+++ SUPPLIED INFORMATION

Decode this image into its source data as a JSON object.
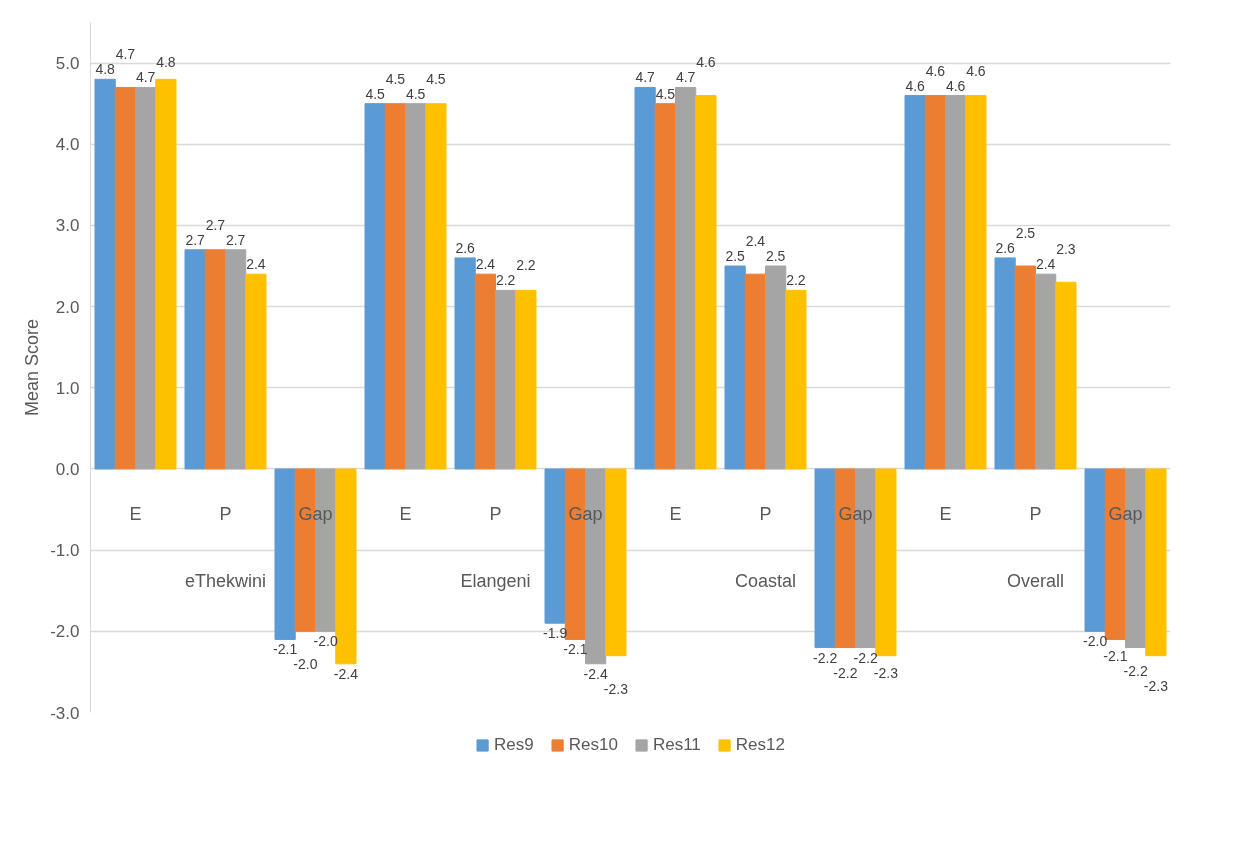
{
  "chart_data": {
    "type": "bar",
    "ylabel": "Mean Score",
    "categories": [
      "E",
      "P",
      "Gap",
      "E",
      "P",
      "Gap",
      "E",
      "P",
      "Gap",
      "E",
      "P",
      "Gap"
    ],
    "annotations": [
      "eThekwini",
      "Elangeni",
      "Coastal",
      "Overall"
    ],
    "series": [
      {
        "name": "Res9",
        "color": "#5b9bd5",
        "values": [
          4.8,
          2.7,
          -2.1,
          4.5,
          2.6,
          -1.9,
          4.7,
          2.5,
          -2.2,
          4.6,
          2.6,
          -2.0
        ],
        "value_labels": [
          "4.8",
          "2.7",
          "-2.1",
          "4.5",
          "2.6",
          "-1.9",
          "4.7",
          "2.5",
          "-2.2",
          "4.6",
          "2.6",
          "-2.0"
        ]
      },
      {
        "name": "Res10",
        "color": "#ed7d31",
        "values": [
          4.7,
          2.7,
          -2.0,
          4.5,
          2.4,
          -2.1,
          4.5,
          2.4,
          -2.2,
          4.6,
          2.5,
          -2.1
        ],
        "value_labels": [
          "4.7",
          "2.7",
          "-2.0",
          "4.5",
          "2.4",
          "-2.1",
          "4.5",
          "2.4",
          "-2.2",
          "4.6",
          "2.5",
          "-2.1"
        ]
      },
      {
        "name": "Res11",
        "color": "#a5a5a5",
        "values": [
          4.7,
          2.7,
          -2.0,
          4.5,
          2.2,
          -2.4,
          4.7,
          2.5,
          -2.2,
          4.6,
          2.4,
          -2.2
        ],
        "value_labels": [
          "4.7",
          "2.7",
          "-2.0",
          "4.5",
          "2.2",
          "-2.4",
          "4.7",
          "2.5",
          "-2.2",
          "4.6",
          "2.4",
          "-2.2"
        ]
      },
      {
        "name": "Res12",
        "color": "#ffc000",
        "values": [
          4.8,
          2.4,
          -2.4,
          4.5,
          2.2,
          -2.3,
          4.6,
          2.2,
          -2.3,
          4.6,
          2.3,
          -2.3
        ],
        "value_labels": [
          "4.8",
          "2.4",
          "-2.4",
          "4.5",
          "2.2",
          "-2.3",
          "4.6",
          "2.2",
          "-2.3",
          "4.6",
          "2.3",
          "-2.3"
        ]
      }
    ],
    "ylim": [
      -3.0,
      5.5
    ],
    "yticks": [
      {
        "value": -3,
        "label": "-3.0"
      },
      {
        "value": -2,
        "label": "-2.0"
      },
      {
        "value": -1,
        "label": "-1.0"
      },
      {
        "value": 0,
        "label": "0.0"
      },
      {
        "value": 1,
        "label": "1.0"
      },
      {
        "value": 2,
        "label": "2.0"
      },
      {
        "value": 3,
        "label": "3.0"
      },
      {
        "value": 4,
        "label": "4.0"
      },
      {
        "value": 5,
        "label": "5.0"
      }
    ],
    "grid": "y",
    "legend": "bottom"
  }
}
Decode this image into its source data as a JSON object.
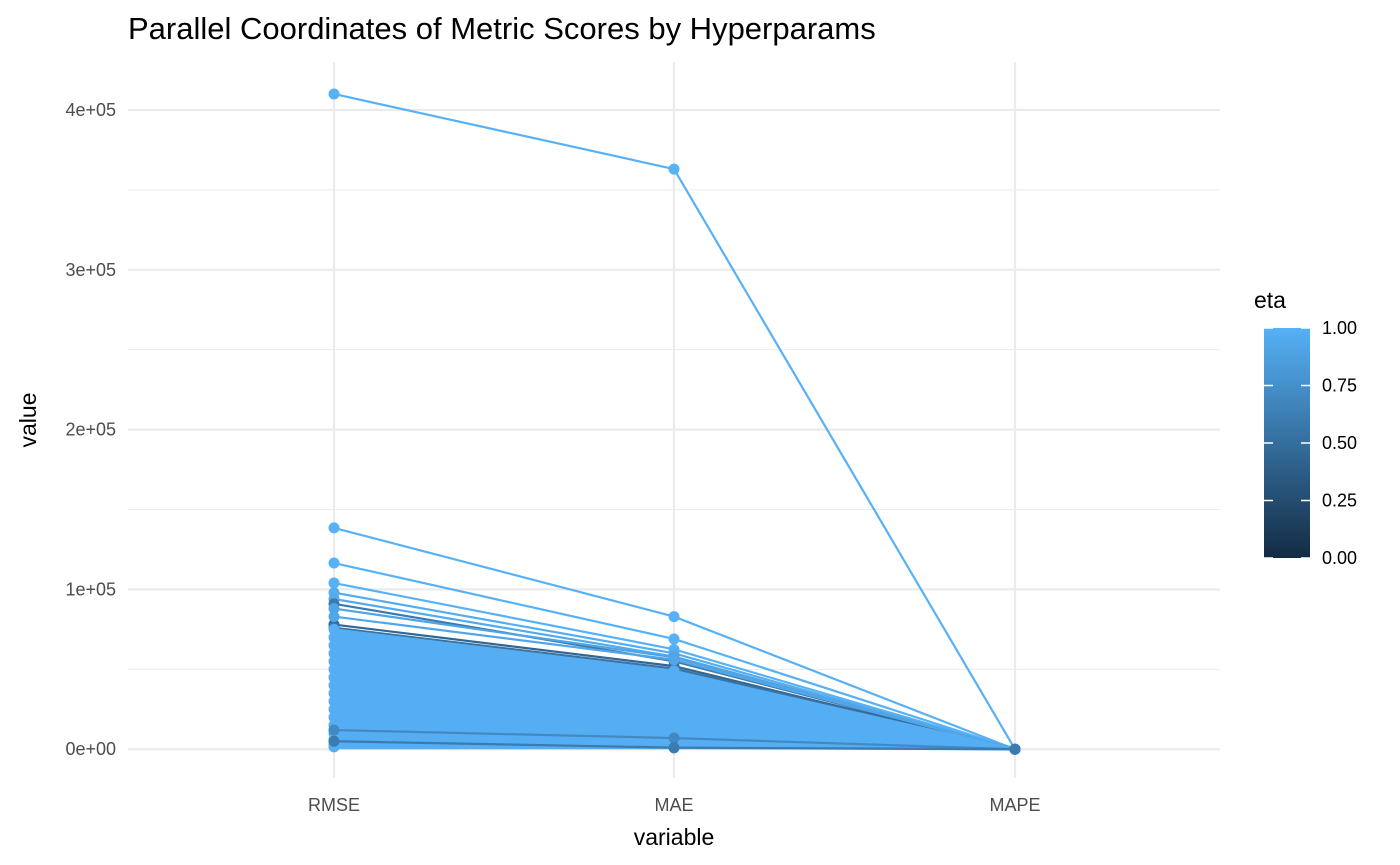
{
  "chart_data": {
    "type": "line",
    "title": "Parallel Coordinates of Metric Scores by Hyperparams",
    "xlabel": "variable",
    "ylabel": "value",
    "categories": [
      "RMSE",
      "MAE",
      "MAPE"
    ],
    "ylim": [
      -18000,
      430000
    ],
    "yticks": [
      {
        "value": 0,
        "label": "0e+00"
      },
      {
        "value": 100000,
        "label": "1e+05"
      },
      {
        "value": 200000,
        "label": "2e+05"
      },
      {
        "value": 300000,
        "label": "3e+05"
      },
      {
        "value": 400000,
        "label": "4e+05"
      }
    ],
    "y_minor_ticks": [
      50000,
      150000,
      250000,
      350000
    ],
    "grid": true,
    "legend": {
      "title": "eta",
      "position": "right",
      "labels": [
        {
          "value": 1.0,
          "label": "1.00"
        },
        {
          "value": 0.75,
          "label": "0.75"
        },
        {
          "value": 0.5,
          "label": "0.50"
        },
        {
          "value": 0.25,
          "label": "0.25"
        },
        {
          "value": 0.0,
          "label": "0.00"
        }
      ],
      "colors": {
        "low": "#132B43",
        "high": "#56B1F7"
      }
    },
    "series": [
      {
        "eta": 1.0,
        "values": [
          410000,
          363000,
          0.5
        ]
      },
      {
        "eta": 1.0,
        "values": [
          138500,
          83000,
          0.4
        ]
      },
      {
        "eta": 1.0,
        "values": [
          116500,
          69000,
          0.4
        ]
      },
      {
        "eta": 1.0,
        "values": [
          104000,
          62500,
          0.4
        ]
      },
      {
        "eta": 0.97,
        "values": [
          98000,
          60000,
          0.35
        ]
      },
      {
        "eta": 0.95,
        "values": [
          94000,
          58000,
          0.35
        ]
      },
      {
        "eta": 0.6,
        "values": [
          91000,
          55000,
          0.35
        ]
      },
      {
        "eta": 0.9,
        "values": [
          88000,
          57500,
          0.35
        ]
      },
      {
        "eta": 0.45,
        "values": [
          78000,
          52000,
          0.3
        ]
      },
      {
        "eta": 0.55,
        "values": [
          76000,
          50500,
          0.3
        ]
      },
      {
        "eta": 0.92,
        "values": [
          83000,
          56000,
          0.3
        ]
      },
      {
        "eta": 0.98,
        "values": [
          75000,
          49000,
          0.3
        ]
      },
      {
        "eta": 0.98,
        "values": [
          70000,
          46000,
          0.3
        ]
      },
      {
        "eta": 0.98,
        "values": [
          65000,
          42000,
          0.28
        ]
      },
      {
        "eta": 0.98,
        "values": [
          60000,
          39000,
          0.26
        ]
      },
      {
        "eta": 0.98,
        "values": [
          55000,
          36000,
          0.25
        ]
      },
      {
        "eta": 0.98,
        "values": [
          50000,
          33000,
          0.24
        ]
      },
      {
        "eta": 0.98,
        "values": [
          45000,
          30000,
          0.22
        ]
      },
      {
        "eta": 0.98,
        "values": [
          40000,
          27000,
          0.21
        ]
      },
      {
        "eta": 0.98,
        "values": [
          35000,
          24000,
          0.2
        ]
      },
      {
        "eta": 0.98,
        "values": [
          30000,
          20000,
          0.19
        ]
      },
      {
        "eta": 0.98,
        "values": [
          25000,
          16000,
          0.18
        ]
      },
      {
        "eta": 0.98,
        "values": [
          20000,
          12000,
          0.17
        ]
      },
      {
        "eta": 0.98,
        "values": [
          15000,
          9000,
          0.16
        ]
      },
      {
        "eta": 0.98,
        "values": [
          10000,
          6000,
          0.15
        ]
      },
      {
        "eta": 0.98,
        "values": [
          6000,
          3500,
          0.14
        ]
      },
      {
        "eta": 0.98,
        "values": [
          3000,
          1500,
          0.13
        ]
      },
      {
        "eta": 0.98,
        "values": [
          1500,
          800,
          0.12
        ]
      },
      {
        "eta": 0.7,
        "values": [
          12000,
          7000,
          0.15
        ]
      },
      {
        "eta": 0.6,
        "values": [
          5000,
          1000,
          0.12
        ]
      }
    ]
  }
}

++++++

-- WHAT YOU WILL DO --
Only lines with the word "title" are wanted, so copy each one from the records.

-- RESULT FOR THIS EXERCISE --
    "title": "Parallel Coordinates of Metric Scores by Hyperparams",
      "title": "eta",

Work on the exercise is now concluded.